[START OF Supplied material]

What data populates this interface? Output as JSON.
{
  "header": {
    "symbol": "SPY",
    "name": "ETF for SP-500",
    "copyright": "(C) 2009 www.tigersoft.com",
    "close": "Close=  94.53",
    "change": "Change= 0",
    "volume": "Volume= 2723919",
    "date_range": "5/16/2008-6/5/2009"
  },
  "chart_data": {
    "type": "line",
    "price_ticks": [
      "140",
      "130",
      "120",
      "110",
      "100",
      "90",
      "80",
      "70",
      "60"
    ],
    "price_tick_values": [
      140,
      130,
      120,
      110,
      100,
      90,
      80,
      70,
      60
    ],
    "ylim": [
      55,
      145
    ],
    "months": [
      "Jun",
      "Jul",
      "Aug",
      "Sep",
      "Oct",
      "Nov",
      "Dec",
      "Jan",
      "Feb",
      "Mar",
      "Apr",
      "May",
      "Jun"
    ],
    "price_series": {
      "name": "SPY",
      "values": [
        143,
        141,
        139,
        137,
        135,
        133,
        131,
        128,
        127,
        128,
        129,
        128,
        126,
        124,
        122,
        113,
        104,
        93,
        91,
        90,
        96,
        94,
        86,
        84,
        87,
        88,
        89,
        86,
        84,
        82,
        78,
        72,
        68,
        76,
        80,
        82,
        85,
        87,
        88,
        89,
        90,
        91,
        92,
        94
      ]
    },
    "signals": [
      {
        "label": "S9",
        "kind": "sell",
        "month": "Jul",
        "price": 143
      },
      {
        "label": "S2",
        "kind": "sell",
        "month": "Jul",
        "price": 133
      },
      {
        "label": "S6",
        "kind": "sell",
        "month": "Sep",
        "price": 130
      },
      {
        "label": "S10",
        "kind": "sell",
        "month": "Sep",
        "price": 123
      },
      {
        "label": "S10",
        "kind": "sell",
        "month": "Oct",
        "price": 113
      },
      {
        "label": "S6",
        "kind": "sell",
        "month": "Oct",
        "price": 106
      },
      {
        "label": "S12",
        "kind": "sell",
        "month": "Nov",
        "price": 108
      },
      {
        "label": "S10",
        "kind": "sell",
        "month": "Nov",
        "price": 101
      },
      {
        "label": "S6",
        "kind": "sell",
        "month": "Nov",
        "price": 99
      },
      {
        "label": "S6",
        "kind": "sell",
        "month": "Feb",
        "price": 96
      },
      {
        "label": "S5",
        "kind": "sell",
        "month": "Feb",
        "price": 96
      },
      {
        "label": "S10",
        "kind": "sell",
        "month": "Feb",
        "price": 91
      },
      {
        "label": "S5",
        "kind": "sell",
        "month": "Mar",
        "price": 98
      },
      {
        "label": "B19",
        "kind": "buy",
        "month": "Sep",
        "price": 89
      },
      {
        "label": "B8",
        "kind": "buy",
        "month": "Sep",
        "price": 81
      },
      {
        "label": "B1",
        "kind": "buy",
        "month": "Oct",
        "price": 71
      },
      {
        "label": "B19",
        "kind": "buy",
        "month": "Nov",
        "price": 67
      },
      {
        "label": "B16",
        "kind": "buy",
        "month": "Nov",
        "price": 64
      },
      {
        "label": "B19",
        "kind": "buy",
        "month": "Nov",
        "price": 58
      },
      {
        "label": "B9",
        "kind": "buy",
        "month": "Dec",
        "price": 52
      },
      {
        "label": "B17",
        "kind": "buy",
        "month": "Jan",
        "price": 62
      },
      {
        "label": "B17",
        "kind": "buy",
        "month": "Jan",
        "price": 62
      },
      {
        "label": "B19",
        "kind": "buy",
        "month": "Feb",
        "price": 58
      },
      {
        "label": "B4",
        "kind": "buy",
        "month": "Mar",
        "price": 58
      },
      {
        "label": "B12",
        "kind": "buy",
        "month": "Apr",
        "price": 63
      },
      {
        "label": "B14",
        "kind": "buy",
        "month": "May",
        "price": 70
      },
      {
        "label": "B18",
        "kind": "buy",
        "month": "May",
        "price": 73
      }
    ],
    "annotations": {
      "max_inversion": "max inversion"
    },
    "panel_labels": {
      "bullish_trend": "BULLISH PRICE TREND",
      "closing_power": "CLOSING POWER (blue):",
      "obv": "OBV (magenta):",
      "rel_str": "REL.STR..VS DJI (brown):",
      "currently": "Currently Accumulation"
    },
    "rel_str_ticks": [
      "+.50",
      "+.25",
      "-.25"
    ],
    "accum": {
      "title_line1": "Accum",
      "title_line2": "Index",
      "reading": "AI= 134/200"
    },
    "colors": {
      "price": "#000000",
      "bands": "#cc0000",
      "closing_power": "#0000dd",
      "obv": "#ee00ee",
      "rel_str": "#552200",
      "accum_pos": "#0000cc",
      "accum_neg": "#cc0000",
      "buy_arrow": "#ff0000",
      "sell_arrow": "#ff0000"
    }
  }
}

[END OF Supplied material]

Short exercise ->
Print the material verbatim, all of it.

Result of the exercise ->
What data populates this interface? Output as JSON.
{
  "header": {
    "symbol": "SPY",
    "name": "ETF for SP-500",
    "copyright": "(C) 2009 www.tigersoft.com",
    "close": "Close=  94.53",
    "change": "Change= 0",
    "volume": "Volume= 2723919",
    "date_range": "5/16/2008-6/5/2009"
  },
  "chart_data": {
    "type": "line",
    "price_ticks": [
      "140",
      "130",
      "120",
      "110",
      "100",
      "90",
      "80",
      "70",
      "60"
    ],
    "price_tick_values": [
      140,
      130,
      120,
      110,
      100,
      90,
      80,
      70,
      60
    ],
    "ylim": [
      55,
      145
    ],
    "months": [
      "Jun",
      "Jul",
      "Aug",
      "Sep",
      "Oct",
      "Nov",
      "Dec",
      "Jan",
      "Feb",
      "Mar",
      "Apr",
      "May",
      "Jun"
    ],
    "price_series": {
      "name": "SPY",
      "values": [
        143,
        141,
        139,
        137,
        135,
        133,
        131,
        128,
        127,
        128,
        129,
        128,
        126,
        124,
        122,
        113,
        104,
        93,
        91,
        90,
        96,
        94,
        86,
        84,
        87,
        88,
        89,
        86,
        84,
        82,
        78,
        72,
        68,
        76,
        80,
        82,
        85,
        87,
        88,
        89,
        90,
        91,
        92,
        94
      ]
    },
    "signals": [
      {
        "label": "S9",
        "kind": "sell",
        "month": "Jul",
        "price": 143
      },
      {
        "label": "S2",
        "kind": "sell",
        "month": "Jul",
        "price": 133
      },
      {
        "label": "S6",
        "kind": "sell",
        "month": "Sep",
        "price": 130
      },
      {
        "label": "S10",
        "kind": "sell",
        "month": "Sep",
        "price": 123
      },
      {
        "label": "S10",
        "kind": "sell",
        "month": "Oct",
        "price": 113
      },
      {
        "label": "S6",
        "kind": "sell",
        "month": "Oct",
        "price": 106
      },
      {
        "label": "S12",
        "kind": "sell",
        "month": "Nov",
        "price": 108
      },
      {
        "label": "S10",
        "kind": "sell",
        "month": "Nov",
        "price": 101
      },
      {
        "label": "S6",
        "kind": "sell",
        "month": "Nov",
        "price": 99
      },
      {
        "label": "S6",
        "kind": "sell",
        "month": "Feb",
        "price": 96
      },
      {
        "label": "S5",
        "kind": "sell",
        "month": "Feb",
        "price": 96
      },
      {
        "label": "S10",
        "kind": "sell",
        "month": "Feb",
        "price": 91
      },
      {
        "label": "S5",
        "kind": "sell",
        "month": "Mar",
        "price": 98
      },
      {
        "label": "B19",
        "kind": "buy",
        "month": "Sep",
        "price": 89
      },
      {
        "label": "B8",
        "kind": "buy",
        "month": "Sep",
        "price": 81
      },
      {
        "label": "B1",
        "kind": "buy",
        "month": "Oct",
        "price": 71
      },
      {
        "label": "B19",
        "kind": "buy",
        "month": "Nov",
        "price": 67
      },
      {
        "label": "B16",
        "kind": "buy",
        "month": "Nov",
        "price": 64
      },
      {
        "label": "B19",
        "kind": "buy",
        "month": "Nov",
        "price": 58
      },
      {
        "label": "B9",
        "kind": "buy",
        "month": "Dec",
        "price": 52
      },
      {
        "label": "B17",
        "kind": "buy",
        "month": "Jan",
        "price": 62
      },
      {
        "label": "B17",
        "kind": "buy",
        "month": "Jan",
        "price": 62
      },
      {
        "label": "B19",
        "kind": "buy",
        "month": "Feb",
        "price": 58
      },
      {
        "label": "B4",
        "kind": "buy",
        "month": "Mar",
        "price": 58
      },
      {
        "label": "B12",
        "kind": "buy",
        "month": "Apr",
        "price": 63
      },
      {
        "label": "B14",
        "kind": "buy",
        "month": "May",
        "price": 70
      },
      {
        "label": "B18",
        "kind": "buy",
        "month": "May",
        "price": 73
      }
    ],
    "annotations": {
      "max_inversion": "max inversion"
    },
    "panel_labels": {
      "bullish_trend": "BULLISH PRICE TREND",
      "closing_power": "CLOSING POWER (blue):",
      "obv": "OBV (magenta):",
      "rel_str": "REL.STR..VS DJI (brown):",
      "currently": "Currently Accumulation"
    },
    "rel_str_ticks": [
      "+.50",
      "+.25",
      "-.25"
    ],
    "accum": {
      "title_line1": "Accum",
      "title_line2": "Index",
      "reading": "AI= 134/200"
    },
    "colors": {
      "price": "#000000",
      "bands": "#cc0000",
      "closing_power": "#0000dd",
      "obv": "#ee00ee",
      "rel_str": "#552200",
      "accum_pos": "#0000cc",
      "accum_neg": "#cc0000",
      "buy_arrow": "#ff0000",
      "sell_arrow": "#ff0000"
    }
  }
}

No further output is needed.